What this task involves » Transcribe every entry word for word, but skip the images.
============
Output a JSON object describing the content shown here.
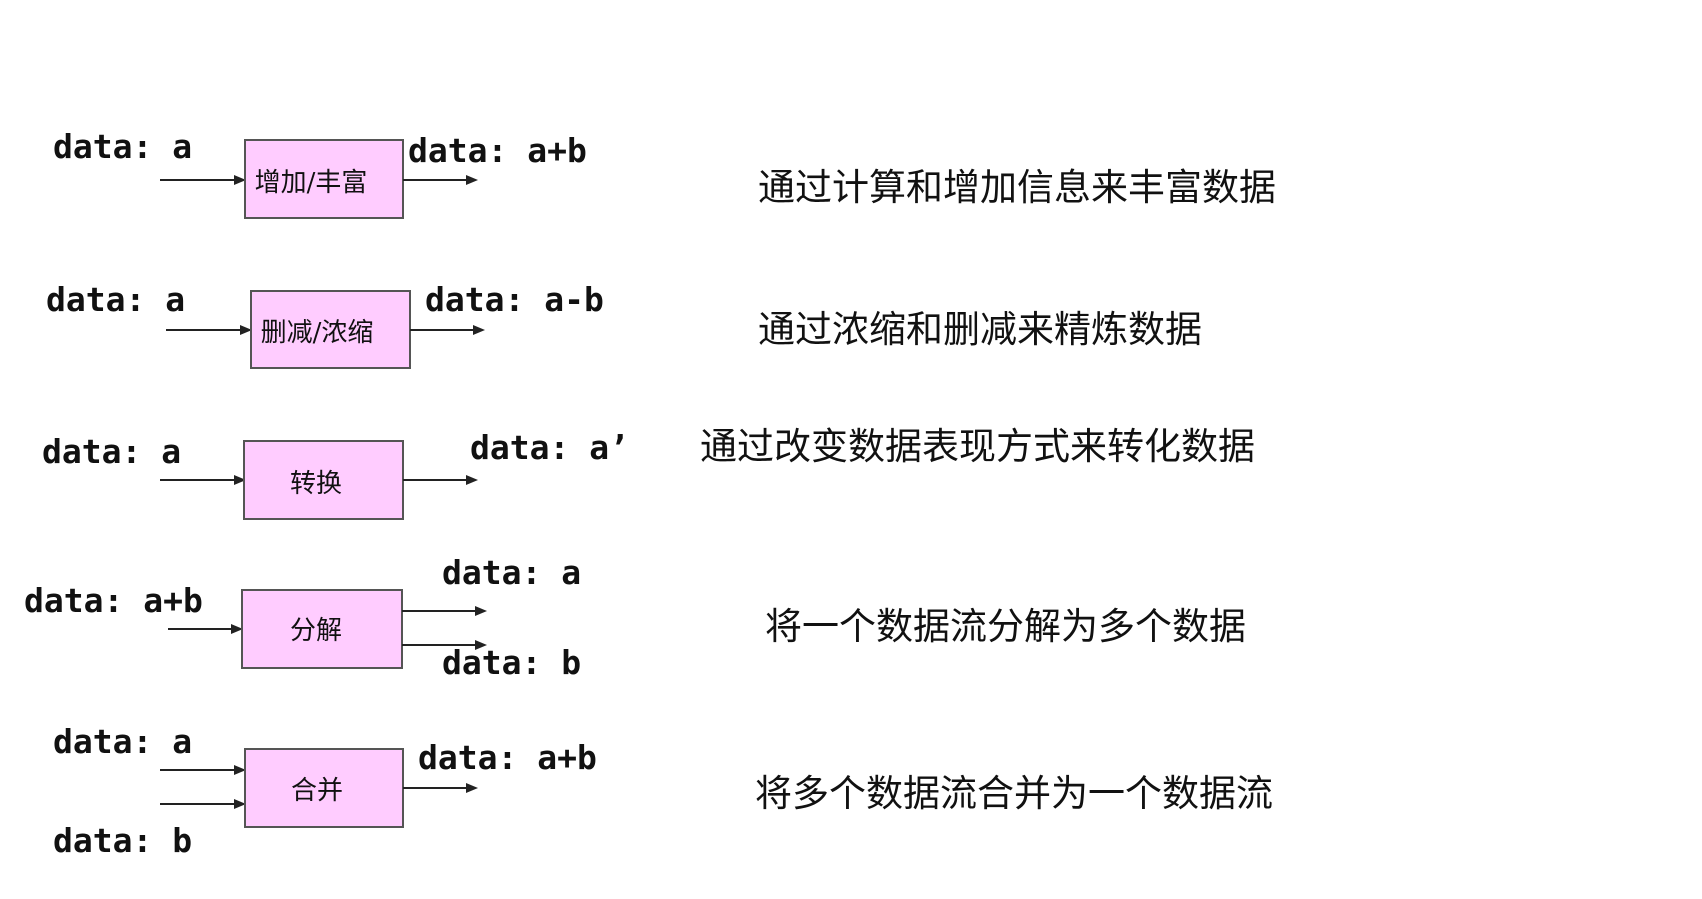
{
  "rows": [
    {
      "input_labels": [
        "data: a"
      ],
      "box_label": "增加/丰富",
      "output_labels": [
        "data: a+b"
      ],
      "description": "通过计算和增加信息来丰富数据"
    },
    {
      "input_labels": [
        "data: a"
      ],
      "box_label": "删减/浓缩",
      "output_labels": [
        "data: a-b"
      ],
      "description": "通过浓缩和删减来精炼数据"
    },
    {
      "input_labels": [
        "data: a"
      ],
      "box_label": "转换",
      "output_labels": [
        "data: a’"
      ],
      "description": "通过改变数据表现方式来转化数据"
    },
    {
      "input_labels": [
        "data: a+b"
      ],
      "box_label": "分解",
      "output_labels": [
        "data: a",
        "data: b"
      ],
      "description": "将一个数据流分解为多个数据"
    },
    {
      "input_labels": [
        "data: a",
        "data: b"
      ],
      "box_label": "合并",
      "output_labels": [
        "data: a+b"
      ],
      "description": "将多个数据流合并为一个数据流"
    }
  ],
  "colors": {
    "box_fill": "#ffccff",
    "box_stroke": "#555555",
    "arrow": "#222222",
    "text": "#111111"
  }
}
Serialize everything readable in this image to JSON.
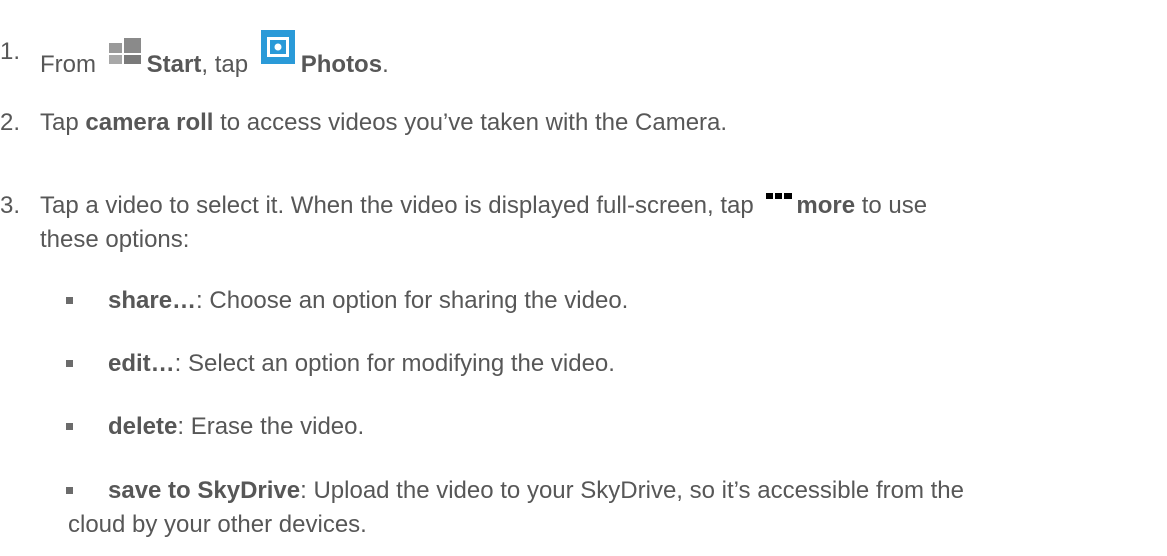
{
  "steps": [
    {
      "num": "1.",
      "pre": "From",
      "start_label": "Start",
      "mid": ", tap",
      "photos_label": "Photos",
      "end": ".",
      "start_icon": "windows-start-icon",
      "photos_icon": "photos-app-icon",
      "photos_icon_color": "#2a9ad8"
    },
    {
      "num": "2.",
      "pre": "Tap",
      "bold": "camera roll",
      "post": "to access videos you’ve taken with the Camera."
    },
    {
      "num": "3.",
      "line1_pre": "Tap a video to select it. When the video is displayed full-screen, tap",
      "more_icon": "more-dots-icon",
      "more_label": "more",
      "line1_post": "to use",
      "line2": "these options:"
    }
  ],
  "options": [
    {
      "label": "share…",
      "desc": ": Choose an option for sharing the video."
    },
    {
      "label": "edit…",
      "desc": ": Select an option for modifying the video."
    },
    {
      "label": "delete",
      "desc": ": Erase the video."
    },
    {
      "label": "save to SkyDrive",
      "desc": ": Upload the video to your SkyDrive, so it’s accessible from the",
      "desc_line2": "cloud by your other devices."
    }
  ]
}
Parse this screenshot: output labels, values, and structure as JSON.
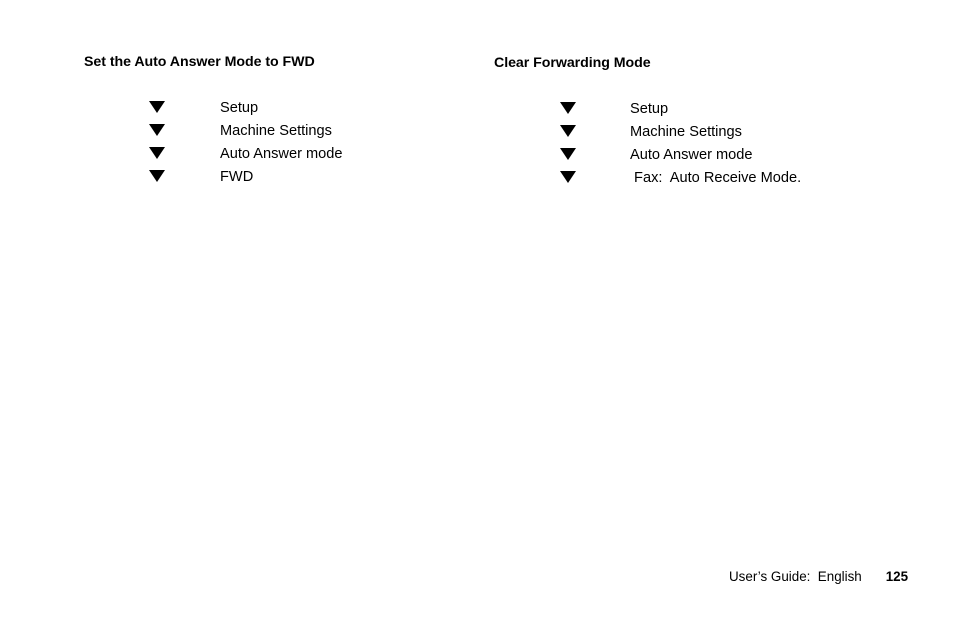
{
  "page": {
    "background_color": "#ffffff",
    "text_color": "#000000"
  },
  "sections": [
    {
      "heading": "Set the Auto Answer Mode to FWD",
      "steps": [
        {
          "marker": "down-triangle-icon",
          "label": "Setup"
        },
        {
          "marker": "down-triangle-icon",
          "label": "Machine Settings"
        },
        {
          "marker": "down-triangle-icon",
          "label": "Auto Answer mode"
        },
        {
          "marker": "down-triangle-icon",
          "label": "FWD"
        }
      ]
    },
    {
      "heading": "Clear Forwarding Mode",
      "steps": [
        {
          "marker": "down-triangle-icon",
          "label": "Setup"
        },
        {
          "marker": "down-triangle-icon",
          "label": "Machine Settings"
        },
        {
          "marker": "down-triangle-icon",
          "label": "Auto Answer mode"
        },
        {
          "marker": "down-triangle-icon",
          "label": " Fax:  Auto Receive Mode."
        }
      ]
    }
  ],
  "footer": {
    "guide_text": "User’s Guide:  English",
    "page_number": "125"
  }
}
============
Output for this task »
Output a JSON object describing the content shown here.
{
  "rows": [
    {
      "input_labels": [
        "data: a"
      ],
      "box_label": "增加/丰富",
      "output_labels": [
        "data: a+b"
      ],
      "description": "通过计算和增加信息来丰富数据"
    },
    {
      "input_labels": [
        "data: a"
      ],
      "box_label": "删减/浓缩",
      "output_labels": [
        "data: a-b"
      ],
      "description": "通过浓缩和删减来精炼数据"
    },
    {
      "input_labels": [
        "data: a"
      ],
      "box_label": "转换",
      "output_labels": [
        "data: a’"
      ],
      "description": "通过改变数据表现方式来转化数据"
    },
    {
      "input_labels": [
        "data: a+b"
      ],
      "box_label": "分解",
      "output_labels": [
        "data: a",
        "data: b"
      ],
      "description": "将一个数据流分解为多个数据"
    },
    {
      "input_labels": [
        "data: a",
        "data: b"
      ],
      "box_label": "合并",
      "output_labels": [
        "data: a+b"
      ],
      "description": "将多个数据流合并为一个数据流"
    }
  ],
  "colors": {
    "box_fill": "#ffccff",
    "box_stroke": "#555555",
    "arrow": "#222222",
    "text": "#111111"
  }
}
Serialize everything readable in this image to JSON.
{
  "steps": [
    {
      "num": "1.",
      "pre": "From",
      "start_label": "Start",
      "mid": ", tap",
      "photos_label": "Photos",
      "end": ".",
      "start_icon": "windows-start-icon",
      "photos_icon": "photos-app-icon",
      "photos_icon_color": "#2a9ad8"
    },
    {
      "num": "2.",
      "pre": "Tap",
      "bold": "camera roll",
      "post": "to access videos you’ve taken with the Camera."
    },
    {
      "num": "3.",
      "line1_pre": "Tap a video to select it. When the video is displayed full-screen, tap",
      "more_icon": "more-dots-icon",
      "more_label": "more",
      "line1_post": "to use",
      "line2": "these options:"
    }
  ],
  "options": [
    {
      "label": "share…",
      "desc": ": Choose an option for sharing the video."
    },
    {
      "label": "edit…",
      "desc": ": Select an option for modifying the video."
    },
    {
      "label": "delete",
      "desc": ": Erase the video."
    },
    {
      "label": "save to SkyDrive",
      "desc": ": Upload the video to your SkyDrive, so it’s accessible from the",
      "desc_line2": "cloud by your other devices."
    }
  ]
}
Parse this screenshot: output labels, values, and structure as JSON.
{
  "page": {
    "background_color": "#ffffff",
    "text_color": "#000000"
  },
  "sections": [
    {
      "heading": "Set the Auto Answer Mode to FWD",
      "steps": [
        {
          "marker": "down-triangle-icon",
          "label": "Setup"
        },
        {
          "marker": "down-triangle-icon",
          "label": "Machine Settings"
        },
        {
          "marker": "down-triangle-icon",
          "label": "Auto Answer mode"
        },
        {
          "marker": "down-triangle-icon",
          "label": "FWD"
        }
      ]
    },
    {
      "heading": "Clear Forwarding Mode",
      "steps": [
        {
          "marker": "down-triangle-icon",
          "label": "Setup"
        },
        {
          "marker": "down-triangle-icon",
          "label": "Machine Settings"
        },
        {
          "marker": "down-triangle-icon",
          "label": "Auto Answer mode"
        },
        {
          "marker": "down-triangle-icon",
          "label": " Fax:  Auto Receive Mode."
        }
      ]
    }
  ],
  "footer": {
    "guide_text": "User’s Guide:  English",
    "page_number": "125"
  }
}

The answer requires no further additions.